Data pulled from a collection
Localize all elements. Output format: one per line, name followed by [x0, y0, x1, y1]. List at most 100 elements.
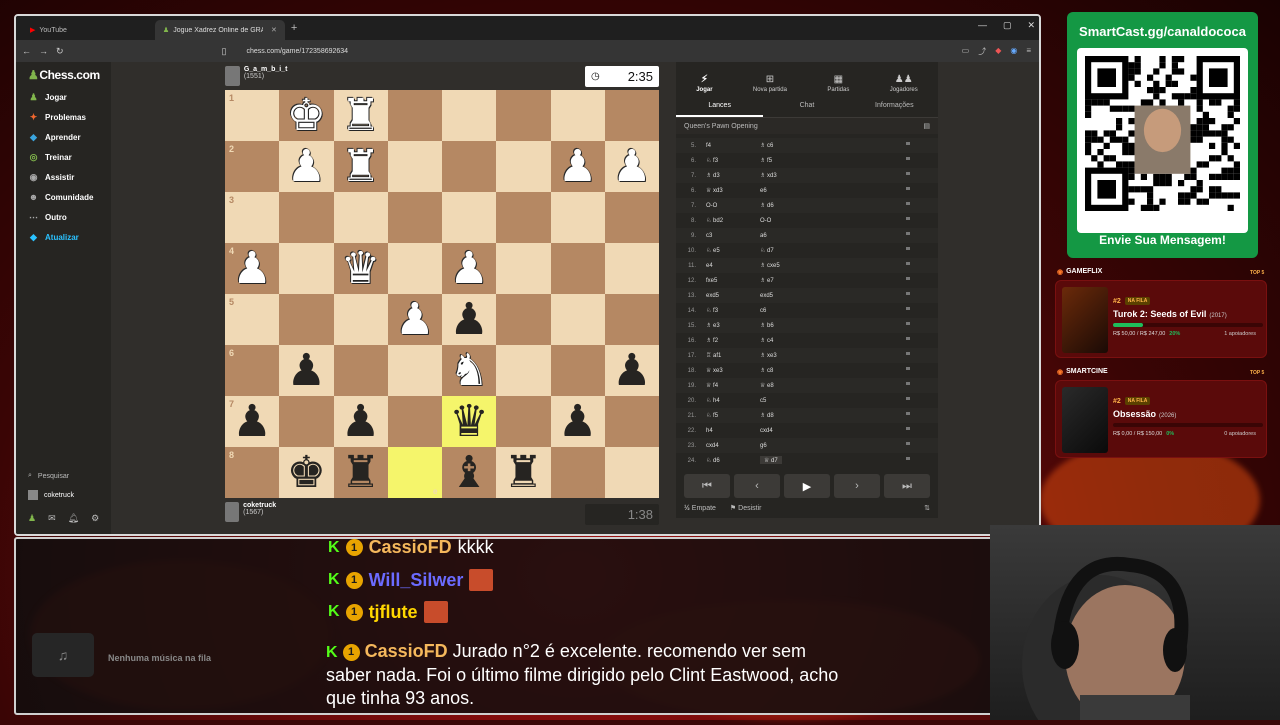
black-move[interactable]: ♗ e7 — [754, 277, 854, 284]
black-move[interactable]: g6 — [754, 443, 854, 449]
black-move[interactable]: c6 — [754, 308, 854, 314]
board-square[interactable]: ♜ — [333, 90, 388, 141]
board-square[interactable] — [604, 90, 659, 141]
sidebar-item-comunidade[interactable]: ☻ Comunidade — [28, 192, 94, 202]
white-move[interactable]: h4 — [700, 428, 754, 434]
white-move[interactable]: ♕ f4 — [700, 382, 754, 389]
draw-button[interactable]: ½ Empate — [684, 505, 716, 512]
white-move[interactable]: ♘ d6 — [700, 457, 754, 464]
white-move[interactable]: ♘ h4 — [700, 397, 754, 404]
board-square[interactable] — [279, 294, 334, 345]
white-queen-icon[interactable]: ♛ — [334, 243, 388, 294]
board-square[interactable]: ♟ — [550, 396, 605, 447]
subtab-0[interactable]: Lances — [676, 96, 764, 117]
panel-tab-jogadores[interactable]: ♟♟ Jogadores — [890, 74, 918, 93]
board-square[interactable] — [442, 141, 497, 192]
cast-icon[interactable]: ▭ — [962, 46, 970, 57]
bookmark-icon[interactable]: ▯ — [222, 46, 227, 57]
back-icon[interactable]: ← — [22, 46, 31, 56]
white-move[interactable]: ♘ e5 — [700, 247, 754, 254]
board-square[interactable] — [442, 90, 497, 141]
board-square[interactable] — [496, 141, 551, 192]
board-square[interactable]: ♟ — [604, 141, 659, 192]
board-square[interactable]: ♟ — [442, 294, 497, 345]
tab-youtube[interactable]: ▶ YouTube — [22, 20, 75, 40]
minimize-icon[interactable]: — — [978, 20, 987, 31]
gameflix-card[interactable]: #2 NA FILA Turok 2: Seeds of Evil (2017) R$ … — [1055, 280, 1267, 358]
board-square[interactable] — [333, 192, 388, 243]
maximize-icon[interactable]: ▢ — [1003, 20, 1012, 31]
black-pawn-icon[interactable]: ♟ — [442, 294, 496, 345]
chess-board[interactable]: ♚ ♜ ♟ ♜ ♟ ♟ ♟ ♛ ♟ ♟ ♟ ♟ ♞ ♟ ♟ ♟ ♛ ♟ ♚ ♜ ♝ ♜ 1 2 3 4 5 6 7 8 h g f e d c b a — [225, 90, 659, 498]
black-move[interactable]: ♗ f5 — [754, 157, 854, 164]
board-square[interactable]: ♚ — [279, 90, 334, 141]
bottom-player-name[interactable]: coketruck — [243, 502, 276, 509]
book-icon[interactable]: ▤ — [923, 122, 930, 130]
sidebar-item-outro[interactable]: ⋯ Outro — [28, 212, 67, 223]
black-move[interactable]: ♗ c8 — [754, 367, 854, 374]
white-knight-icon[interactable]: ♞ — [442, 345, 496, 396]
board-square[interactable]: ♟ — [333, 396, 388, 447]
close-tab-icon[interactable]: ✕ — [271, 26, 277, 34]
board-square[interactable] — [333, 294, 388, 345]
friends-icon[interactable]: ♟ — [28, 513, 36, 524]
black-move[interactable]: ♗ b6 — [754, 322, 854, 329]
flip-board-icon[interactable]: ⇅ — [924, 504, 930, 512]
board-square[interactable] — [496, 192, 551, 243]
chess-logo[interactable]: ♟Chess.com — [28, 68, 100, 82]
board-square[interactable]: ♟ — [279, 345, 334, 396]
reload-icon[interactable]: ↻ — [56, 46, 64, 57]
board-square[interactable] — [550, 294, 605, 345]
black-move[interactable]: ♗ xd3 — [754, 172, 854, 179]
mail-icon[interactable]: ✉ — [48, 513, 56, 524]
white-move[interactable]: ♗ f2 — [700, 337, 754, 344]
smartcine-card[interactable]: #2 NA FILA Obsessão (2026) R$ 0,00 / R$ 150,… — [1055, 380, 1267, 458]
settings-icon[interactable]: ⚙ — [91, 513, 99, 524]
resign-button[interactable]: ⚑ Desistir — [730, 504, 762, 512]
sidebar-item-problemas[interactable]: ✦ Problemas — [28, 112, 86, 123]
search-link[interactable]: ⌕ Pesquisar — [28, 472, 69, 480]
shield-icon[interactable]: ◆ — [995, 46, 1001, 57]
board-square[interactable] — [333, 345, 388, 396]
sidebar-item-atualizar[interactable]: ◆ Atualizar — [28, 232, 79, 243]
sidebar-item-treinar[interactable]: ◎ Treinar — [28, 152, 72, 163]
white-move[interactable]: ♘ f5 — [700, 412, 754, 419]
black-move[interactable]: ♗ d6 — [754, 202, 854, 209]
top-player-name[interactable]: G_a_m_b_i_t — [244, 66, 288, 73]
board-square[interactable] — [550, 192, 605, 243]
board-square[interactable]: ♟ — [279, 141, 334, 192]
board-square[interactable] — [550, 345, 605, 396]
board-square[interactable] — [279, 396, 334, 447]
board-square[interactable] — [442, 192, 497, 243]
board-square[interactable] — [604, 294, 659, 345]
white-move[interactable]: f4 — [700, 143, 754, 149]
board-square[interactable]: ♞ — [442, 345, 497, 396]
subtab-1[interactable]: Chat — [763, 96, 850, 117]
board-square[interactable] — [550, 90, 605, 141]
sidebar-item-assistir[interactable]: ◉ Assistir — [28, 172, 75, 183]
board-square[interactable] — [604, 396, 659, 447]
last-move-button[interactable]: ⏭ — [884, 474, 930, 498]
black-move[interactable]: ♗ d8 — [754, 412, 854, 419]
prev-move-button[interactable]: ‹ — [734, 474, 780, 498]
white-move[interactable]: ♕ xd3 — [700, 187, 754, 194]
panel-tab-jogar[interactable]: ⚡︎ Jogar — [696, 74, 712, 93]
board-square[interactable] — [604, 243, 659, 294]
board-square[interactable] — [604, 192, 659, 243]
forward-icon[interactable]: → — [39, 46, 48, 56]
black-pawn-icon[interactable]: ♟ — [605, 345, 659, 396]
black-pawn-icon[interactable]: ♟ — [551, 396, 605, 447]
black-move[interactable]: ♗ cxe5 — [754, 262, 854, 269]
board-square[interactable] — [550, 243, 605, 294]
white-move[interactable]: ♘ f3 — [700, 157, 754, 164]
white-move[interactable]: O-O — [700, 203, 754, 209]
white-pawn-icon[interactable]: ♟ — [279, 141, 333, 192]
board-square[interactable] — [387, 90, 442, 141]
board-square[interactable]: ♟ — [550, 141, 605, 192]
black-move[interactable]: exd5 — [754, 293, 854, 299]
board-square[interactable]: ♟ — [387, 294, 442, 345]
board-square[interactable] — [279, 243, 334, 294]
white-move[interactable]: fxe5 — [700, 278, 754, 284]
url-bar[interactable]: chess.com/game/172358692634 — [247, 48, 349, 55]
black-move[interactable]: cxd4 — [754, 428, 854, 434]
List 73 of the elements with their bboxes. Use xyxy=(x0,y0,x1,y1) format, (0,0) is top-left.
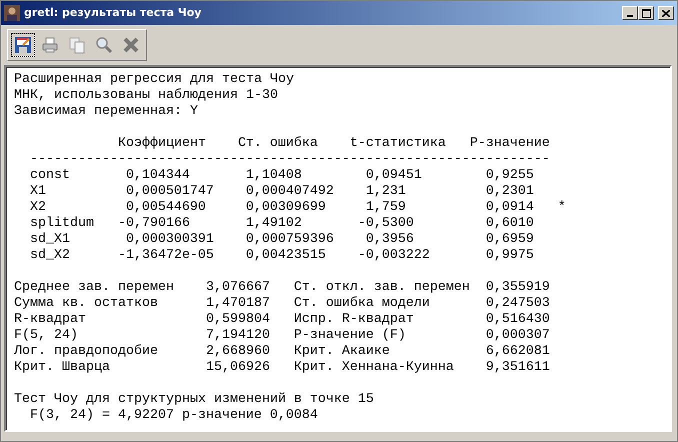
stat-label: Ст. ошибка модели xyxy=(294,296,430,312)
table-cell: 0,000759396 xyxy=(246,232,334,248)
table-cell: 0,6010 xyxy=(486,216,534,232)
stat-value: 9,351611 xyxy=(486,360,550,376)
table-cell: 0,9975 xyxy=(486,248,534,264)
table-cell: 0,000300391 xyxy=(126,232,214,248)
table-cell: -1,36472e-05 xyxy=(118,248,214,264)
column-header: Ст. ошибка xyxy=(238,136,318,152)
table-cell: 0,3956 xyxy=(366,232,414,248)
test-title: Тест Чоу для структурных изменений в точке 15 xyxy=(14,392,374,408)
stat-label: Крит. Акаике xyxy=(294,344,390,360)
table-cell: 0,000501747 xyxy=(126,184,214,200)
separator-line: ----------------------------------------------------------------- xyxy=(30,152,550,168)
stat-label: Лог. правдоподобие xyxy=(14,344,158,360)
stat-value: 7,194120 xyxy=(206,328,270,344)
header-text: Зависимая переменная: Y xyxy=(14,104,198,120)
table-cell: 0,00544690 xyxy=(126,200,206,216)
table-cell: 0,6959 xyxy=(486,232,534,248)
header-text: МНК, использованы наблюдения 1-30 xyxy=(14,88,278,104)
table-cell: 0,09451 xyxy=(366,168,422,184)
stat-value: 0,247503 xyxy=(486,296,550,312)
column-header: Коэффициент xyxy=(118,136,206,152)
table-cell: 0,00423515 xyxy=(246,248,326,264)
window-title: gretl: результаты теста Чоу xyxy=(24,4,202,21)
app-icon xyxy=(4,5,20,21)
stat-label: Испр. R-квадрат xyxy=(294,312,414,328)
save-button[interactable] xyxy=(11,33,35,57)
maximize-button[interactable] xyxy=(638,6,654,20)
stat-label: Сумма кв. остатков xyxy=(14,296,158,312)
table-cell: 0,00309699 xyxy=(246,200,326,216)
stat-label: Среднее зав. перемен xyxy=(14,280,174,296)
close-icon xyxy=(662,10,670,16)
variable-name: X2 xyxy=(30,200,46,216)
stat-label: P-значение (F) xyxy=(294,328,406,344)
variable-name: sd_X1 xyxy=(30,232,70,248)
variable-name: sd_X2 xyxy=(30,248,70,264)
stat-value: 0,516430 xyxy=(486,312,550,328)
table-cell: 0,104344 xyxy=(126,168,190,184)
table-cell: 0,9255 xyxy=(486,168,534,184)
stat-value: 15,06926 xyxy=(206,360,270,376)
test-result: F(3, 24) = 4,92207 p-значение 0,0084 xyxy=(30,408,318,424)
stat-label: Крит. Хеннана-Куинна xyxy=(294,360,454,376)
table-cell: 0,000407492 xyxy=(246,184,334,200)
close-button[interactable] xyxy=(658,6,674,20)
table-cell: 1,759 xyxy=(366,200,406,216)
table-cell: 1,231 xyxy=(366,184,406,200)
stat-value: 0,000307 xyxy=(486,328,550,344)
significance-mark: * xyxy=(558,200,566,216)
stat-value: 6,662081 xyxy=(486,344,550,360)
table-cell: -0,5300 xyxy=(358,216,414,232)
column-header: P-значение xyxy=(470,136,550,152)
table-cell: 1,10408 xyxy=(246,168,302,184)
stat-value: 3,076667 xyxy=(206,280,270,296)
stat-value: 1,470187 xyxy=(206,296,270,312)
variable-name: splitdum xyxy=(30,216,94,232)
table-cell: 1,49102 xyxy=(246,216,302,232)
stat-value: 0,355919 xyxy=(486,280,550,296)
stat-label: Крит. Шварца xyxy=(14,360,110,376)
variable-name: X1 xyxy=(30,184,46,200)
column-header: t-статистика xyxy=(350,136,446,152)
stat-label: Ст. откл. зав. перемен xyxy=(294,280,470,296)
table-cell: 0,2301 xyxy=(486,184,534,200)
table-cell: 0,0914 xyxy=(486,200,534,216)
stat-label: F(5, 24) xyxy=(14,328,78,344)
stat-value: 0,599804 xyxy=(206,312,270,328)
table-cell: -0,003222 xyxy=(358,248,430,264)
stat-label: R-квадрат xyxy=(14,312,86,328)
maximize-icon xyxy=(642,8,650,18)
table-cell: -0,790166 xyxy=(118,216,190,232)
minimize-button[interactable] xyxy=(622,6,638,20)
stat-value: 2,668960 xyxy=(206,344,270,360)
header-text: Расширенная регрессия для теста Чоу xyxy=(14,72,294,88)
variable-name: const xyxy=(30,168,70,184)
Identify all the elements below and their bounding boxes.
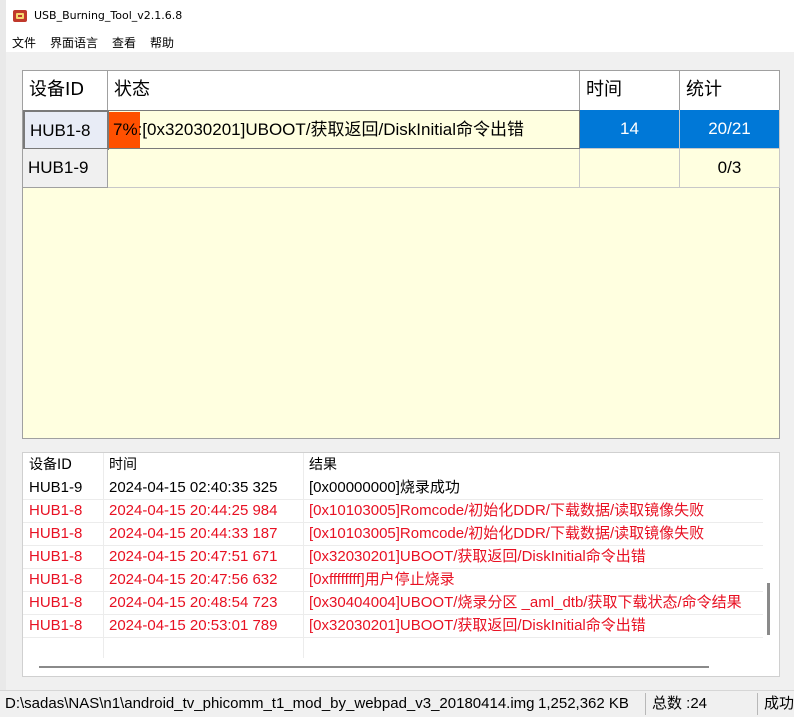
log-row[interactable]: HUB1-8 2024-04-15 20:48:54 723 [0x30404004… (23, 592, 763, 615)
log-cell-id: HUB1-8 (29, 594, 83, 611)
log-cell-time: 2024-04-15 20:44:25 984 (109, 502, 278, 519)
status-result: 成功 (764, 695, 794, 712)
log-cell-result: [0x00000000]烧录成功 (309, 479, 460, 496)
log-cell-id: HUB1-8 (29, 617, 83, 634)
log-cell-result: [0x30404004]UBOOT/烧录分区 _aml_dtb/获取下载状态/命… (309, 594, 742, 611)
log-list[interactable]: 设备ID 时间 结果 HUB1-9 2024-04-15 02:40:35 325… (22, 452, 780, 677)
window-title: USB_Burning_Tool_v2.1.6.8 (34, 9, 183, 22)
device-row-hub1-8-status[interactable]: 7%:[0x32030201]UBOOT/获取返回/DiskInitial命令出… (108, 110, 580, 149)
status-separator (645, 693, 646, 715)
menu-language[interactable]: 界面语言 (49, 34, 99, 51)
status-message: :[0x32030201]UBOOT/获取返回/DiskInitial命令出错 (137, 120, 524, 139)
menu-view[interactable]: 查看 (111, 34, 137, 51)
log-row[interactable]: HUB1-8 2024-04-15 20:47:56 632 [0xffffffff… (23, 569, 763, 592)
grid-header-time[interactable]: 时间 (580, 71, 680, 111)
grid-header-id[interactable]: 设备ID (23, 71, 108, 111)
log-row[interactable]: HUB1-8 2024-04-15 20:53:01 789 [0x32030201… (23, 615, 763, 638)
log-cell-result: [0x32030201]UBOOT/获取返回/DiskInitial命令出错 (309, 548, 646, 565)
device-row-hub1-9-time[interactable] (580, 149, 680, 188)
log-cell-id: HUB1-8 (29, 525, 83, 542)
log-cell-id: HUB1-8 (29, 502, 83, 519)
log-cell-time: 2024-04-15 20:48:54 723 (109, 594, 278, 611)
status-total-count: 总数 :24 (652, 695, 708, 712)
log-cell-time: 2024-04-15 20:44:33 187 (109, 525, 278, 542)
log-row[interactable]: HUB1-8 2024-04-15 20:47:51 671 [0x32030201… (23, 546, 763, 569)
log-cell-time: 2024-04-15 20:47:56 632 (109, 571, 278, 588)
vertical-scrollbar[interactable] (767, 583, 770, 635)
log-cell-result: [0xffffffff]用户停止烧录 (309, 571, 455, 588)
device-grid: 设备ID 状态 时间 统计 HUB1-8 7%:[0x32030201]UBOO… (22, 70, 780, 439)
device-row-hub1-8-time[interactable]: 14 (580, 110, 680, 149)
log-cell-time: 2024-04-15 20:53:01 789 (109, 617, 278, 634)
log-cell-id: HUB1-8 (29, 571, 83, 588)
status-file-size: 1,252,362 KB (538, 695, 629, 712)
log-header-id[interactable]: 设备ID (29, 455, 72, 475)
status-file-path: D:\sadas\NAS\n1\android_tv_phicomm_t1_mo… (5, 695, 535, 712)
app-icon (13, 10, 27, 22)
menu-bar: 文件 界面语言 查看 帮助 (6, 32, 794, 52)
horizontal-scroll-thumb[interactable] (39, 666, 709, 668)
log-cell-id: HUB1-8 (29, 548, 83, 565)
device-row-hub1-9-id[interactable]: HUB1-9 (23, 149, 108, 188)
title-bar: USB_Burning_Tool_v2.1.6.8 (6, 0, 794, 32)
log-cell-result: [0x10103005]Romcode/初始化DDR/下载数据/读取镜像失败 (309, 525, 705, 542)
device-row-hub1-9-status[interactable] (108, 149, 580, 188)
device-row-hub1-8-count[interactable]: 20/21 (680, 110, 780, 149)
horizontal-scrollbar[interactable] (23, 660, 779, 676)
log-row[interactable]: HUB1-8 2024-04-15 20:44:33 187 [0x10103005… (23, 523, 763, 546)
menu-help[interactable]: 帮助 (149, 34, 175, 51)
log-header-time[interactable]: 时间 (109, 455, 137, 475)
log-cell-result: [0x32030201]UBOOT/获取返回/DiskInitial命令出错 (309, 617, 646, 634)
log-cell-time: 2024-04-15 02:40:35 325 (109, 479, 278, 496)
status-bar: D:\sadas\NAS\n1\android_tv_phicomm_t1_mo… (0, 690, 794, 717)
log-row[interactable]: HUB1-8 2024-04-15 20:44:25 984 [0x10103005… (23, 500, 763, 523)
grid-header-status[interactable]: 状态 (108, 71, 580, 111)
status-separator (757, 693, 758, 715)
log-cell-result: [0x10103005]Romcode/初始化DDR/下载数据/读取镜像失败 (309, 502, 705, 519)
log-cell-time: 2024-04-15 20:47:51 671 (109, 548, 278, 565)
device-row-hub1-8-id[interactable]: HUB1-8 (23, 110, 109, 150)
log-row[interactable]: HUB1-9 2024-04-15 02:40:35 325 [0x00000000… (23, 477, 763, 500)
grid-header-count[interactable]: 统计 (680, 71, 780, 111)
log-cell-id: HUB1-9 (29, 479, 83, 496)
menu-file[interactable]: 文件 (11, 34, 37, 51)
log-header-result[interactable]: 结果 (309, 455, 337, 475)
device-row-hub1-9-count[interactable]: 0/3 (680, 149, 780, 188)
status-progress-label: 7%:[0x32030201]UBOOT/获取返回/DiskInitial命令出… (113, 120, 524, 139)
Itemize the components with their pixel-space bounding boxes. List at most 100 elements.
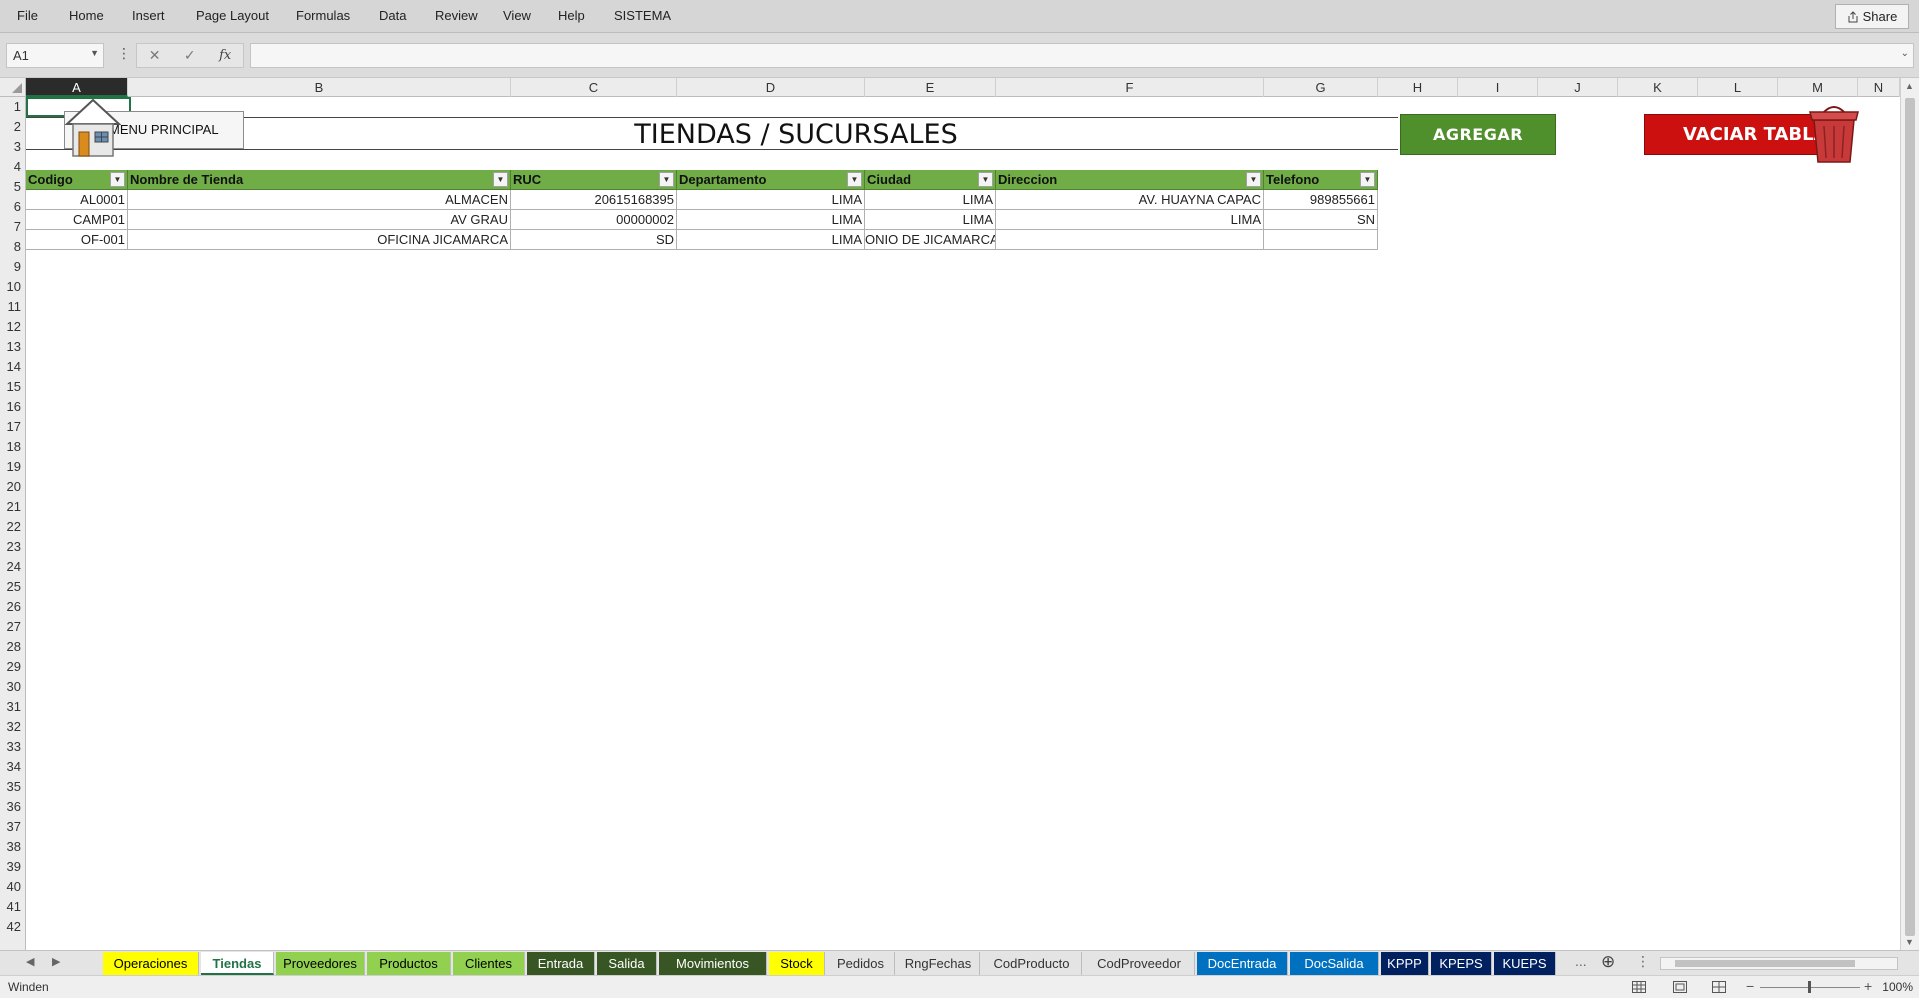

### Written task
Could you update the listing from the line with "log-row[interactable]: HUB1-8 2024-04-15 20:48:54" to the line with "grid-header-id[interactable]: 设备ID (23, 71, 108, 111)", replacing "log-cell-id" with "log-cell-device-id" and keeping everything else the same? Return only those lines.

### Result
log-row[interactable]: HUB1-8 2024-04-15 20:48:54 723 [0x30404004… (23, 592, 763, 615)
log-cell-device-id: HUB1-8 (29, 594, 83, 611)
log-cell-time: 2024-04-15 20:44:25 984 (109, 502, 278, 519)
status-result: 成功 (764, 695, 794, 712)
log-cell-result: [0x00000000]烧录成功 (309, 479, 460, 496)
log-cell-device-id: HUB1-8 (29, 617, 83, 634)
log-cell-result: [0x30404004]UBOOT/烧录分区 _aml_dtb/获取下载状态/命… (309, 594, 742, 611)
log-list[interactable]: 设备ID 时间 结果 HUB1-9 2024-04-15 02:40:35 325… (22, 452, 780, 677)
window-title: USB_Burning_Tool_v2.1.6.8 (34, 9, 183, 22)
device-row-hub1-8-status[interactable]: 7%:[0x32030201]UBOOT/获取返回/DiskInitial命令出… (108, 110, 580, 149)
status-separator (645, 693, 646, 715)
menu-language[interactable]: 界面语言 (49, 34, 99, 51)
status-message: :[0x32030201]UBOOT/获取返回/DiskInitial命令出错 (137, 120, 524, 139)
menu-view[interactable]: 查看 (111, 34, 137, 51)
log-row[interactable]: HUB1-8 2024-04-15 20:47:56 632 [0xffffffff… (23, 569, 763, 592)
grid-header-time[interactable]: 时间 (580, 71, 680, 111)
grid-header-id[interactable]: 设备ID (23, 71, 108, 111)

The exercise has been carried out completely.